Stated exercise:
Take the lines from the one containing "Identify 40 of" through the one containing "table-cell: 2022 Xylene Dossier Update bbox=[533, 370, 712, 386]", inclusive, and rewrite them with "table-cell" changed to "grid-cell" and nothing else altered. Give back only those lines, and leave out the pictures.

Stored records:
--
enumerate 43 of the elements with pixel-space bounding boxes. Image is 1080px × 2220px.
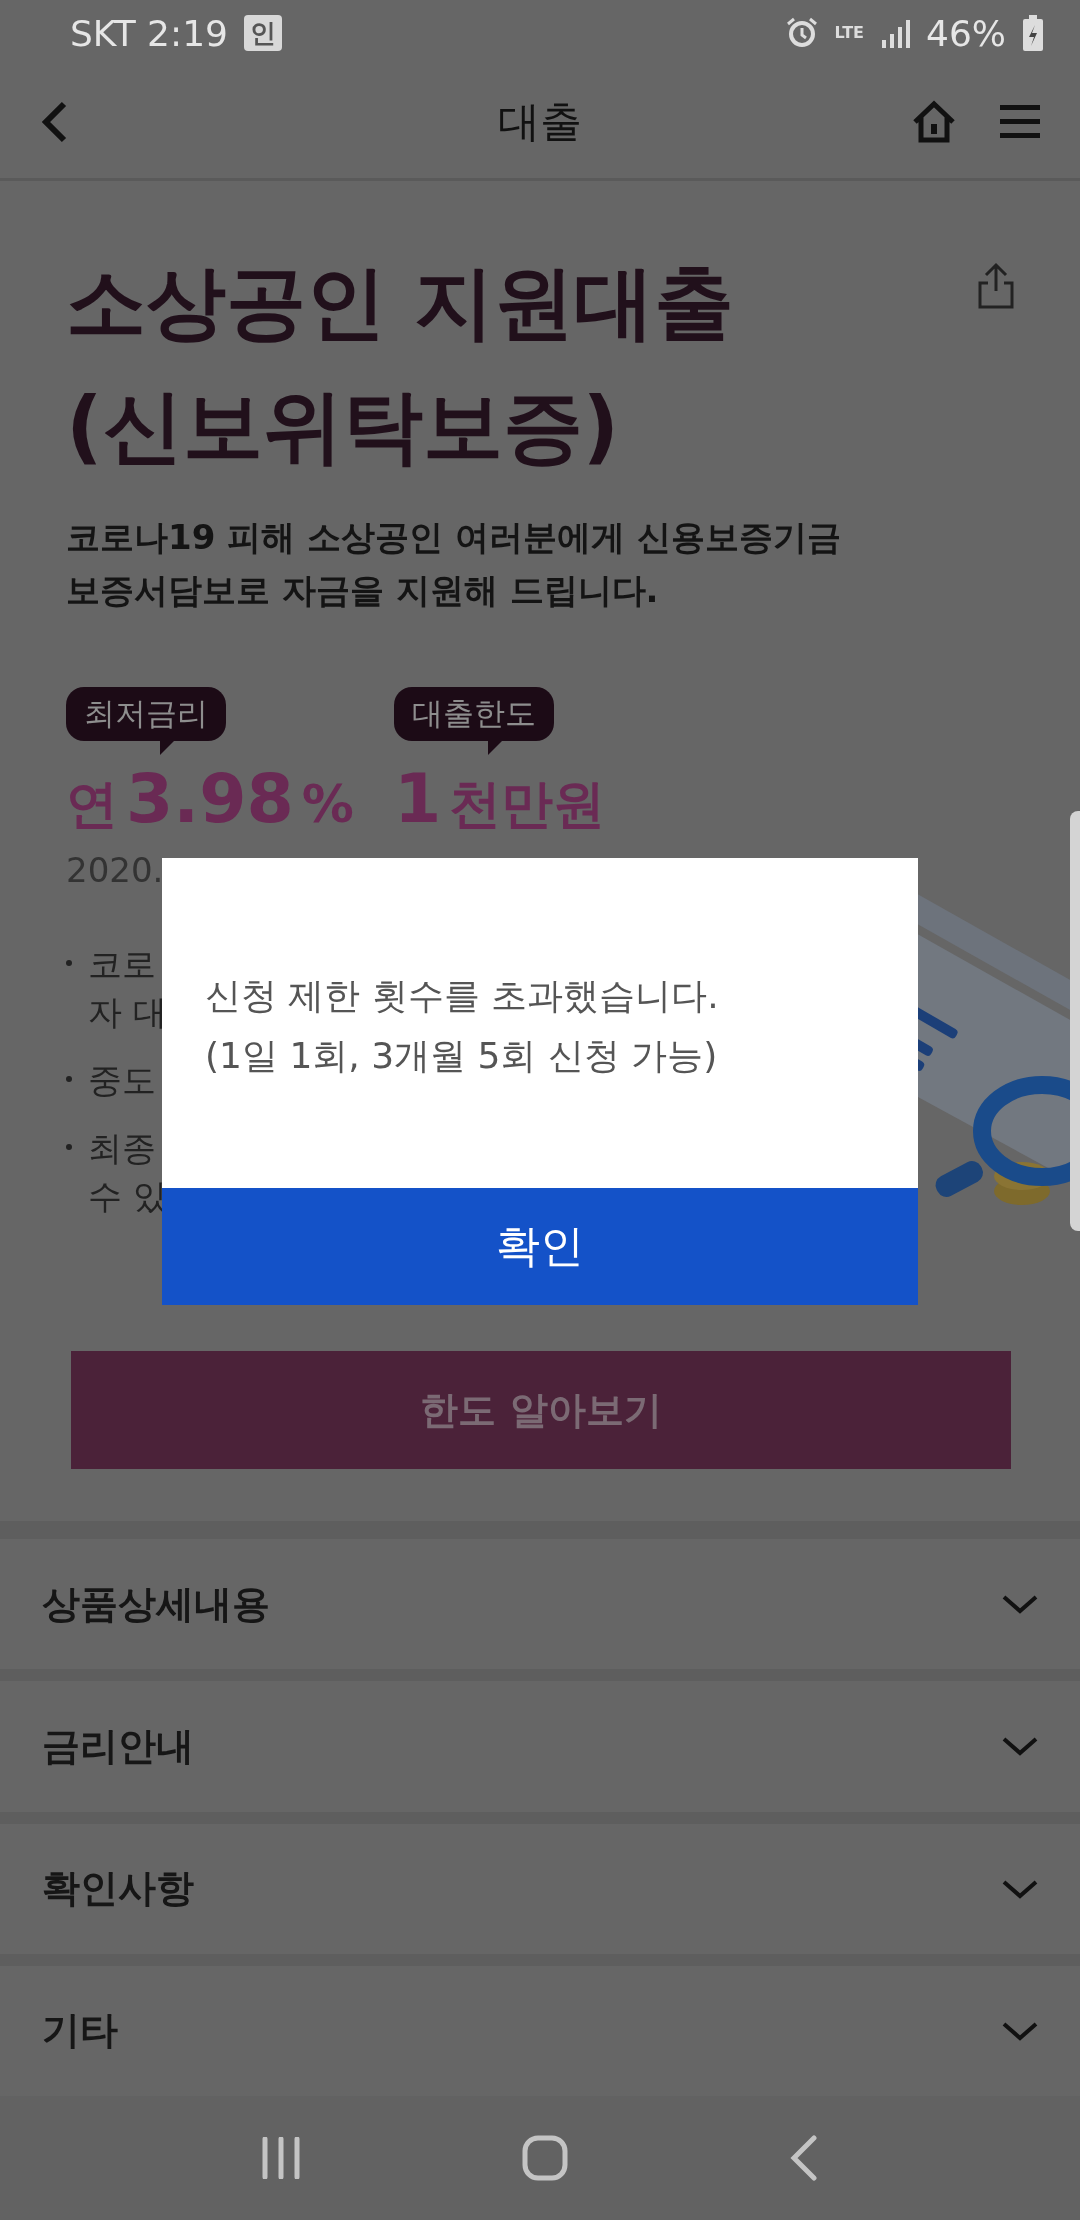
--
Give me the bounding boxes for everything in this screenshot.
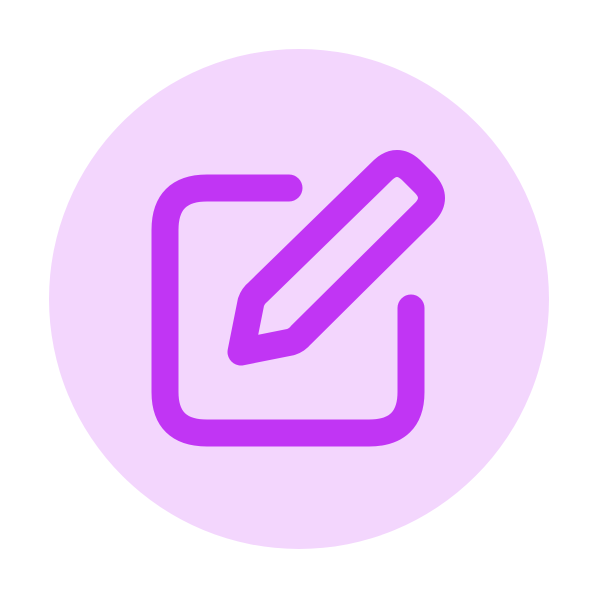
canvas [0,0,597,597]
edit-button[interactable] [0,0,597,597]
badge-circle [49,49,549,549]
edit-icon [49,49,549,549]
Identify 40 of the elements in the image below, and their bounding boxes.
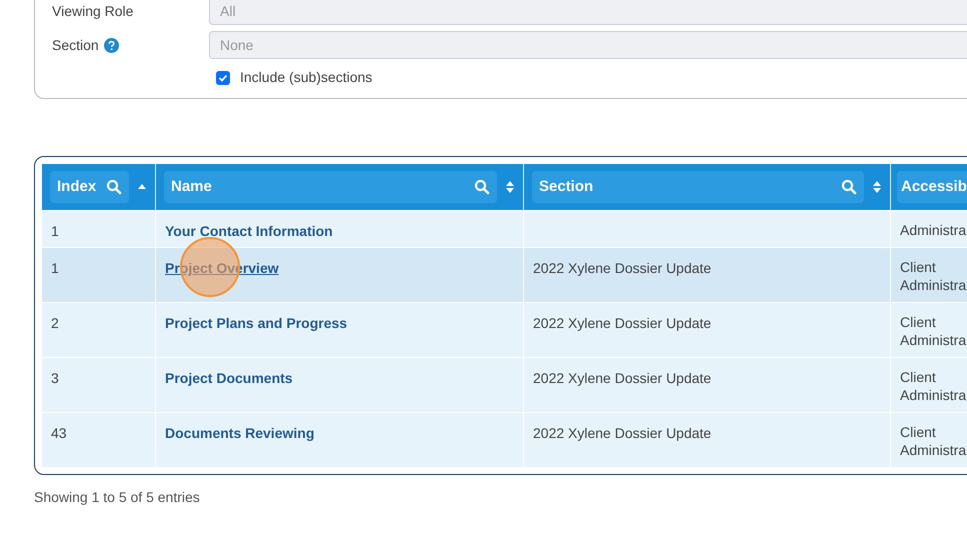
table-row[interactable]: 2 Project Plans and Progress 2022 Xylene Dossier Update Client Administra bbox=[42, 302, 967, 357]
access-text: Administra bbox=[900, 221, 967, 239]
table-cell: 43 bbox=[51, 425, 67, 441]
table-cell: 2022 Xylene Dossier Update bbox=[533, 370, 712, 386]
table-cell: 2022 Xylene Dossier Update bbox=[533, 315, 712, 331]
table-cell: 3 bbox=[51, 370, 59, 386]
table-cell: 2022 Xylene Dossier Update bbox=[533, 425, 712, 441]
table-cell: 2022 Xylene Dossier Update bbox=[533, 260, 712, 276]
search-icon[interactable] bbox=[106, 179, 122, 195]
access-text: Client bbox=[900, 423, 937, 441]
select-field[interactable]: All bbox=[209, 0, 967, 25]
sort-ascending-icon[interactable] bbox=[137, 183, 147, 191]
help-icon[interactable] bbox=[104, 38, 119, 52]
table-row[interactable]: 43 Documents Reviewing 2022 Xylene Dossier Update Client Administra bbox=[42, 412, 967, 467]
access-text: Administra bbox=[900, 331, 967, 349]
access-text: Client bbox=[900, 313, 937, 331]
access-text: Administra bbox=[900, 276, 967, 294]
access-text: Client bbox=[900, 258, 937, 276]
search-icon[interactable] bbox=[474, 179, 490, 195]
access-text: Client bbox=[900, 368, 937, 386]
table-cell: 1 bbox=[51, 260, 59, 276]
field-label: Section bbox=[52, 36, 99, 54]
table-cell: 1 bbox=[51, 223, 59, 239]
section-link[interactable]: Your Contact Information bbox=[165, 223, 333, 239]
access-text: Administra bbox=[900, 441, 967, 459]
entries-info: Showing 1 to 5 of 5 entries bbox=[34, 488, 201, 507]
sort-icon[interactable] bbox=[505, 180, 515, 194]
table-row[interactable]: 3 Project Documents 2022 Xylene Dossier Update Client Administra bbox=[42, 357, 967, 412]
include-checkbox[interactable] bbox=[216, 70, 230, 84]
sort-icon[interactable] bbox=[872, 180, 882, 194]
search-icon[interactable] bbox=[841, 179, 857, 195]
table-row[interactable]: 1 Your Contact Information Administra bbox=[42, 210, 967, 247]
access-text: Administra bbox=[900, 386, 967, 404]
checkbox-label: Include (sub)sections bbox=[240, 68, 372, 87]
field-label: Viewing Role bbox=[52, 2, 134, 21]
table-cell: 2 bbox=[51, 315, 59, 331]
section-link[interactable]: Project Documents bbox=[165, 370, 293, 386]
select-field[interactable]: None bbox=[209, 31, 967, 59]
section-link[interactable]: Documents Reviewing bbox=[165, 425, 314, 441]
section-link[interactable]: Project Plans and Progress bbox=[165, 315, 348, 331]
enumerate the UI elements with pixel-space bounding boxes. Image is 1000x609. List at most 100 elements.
--
Output for this task:
Identify 40 of the elements in the image below, and their bounding boxes.
table-row[interactable]: 2 Project Plans and Progress 2022 Xylene Dossier Update Client Administra bbox=[42, 302, 967, 357]
access-text: Administra bbox=[900, 221, 967, 239]
grid-cell: 43 bbox=[51, 425, 67, 441]
grid-cell: 2022 Xylene Dossier Update bbox=[533, 370, 712, 386]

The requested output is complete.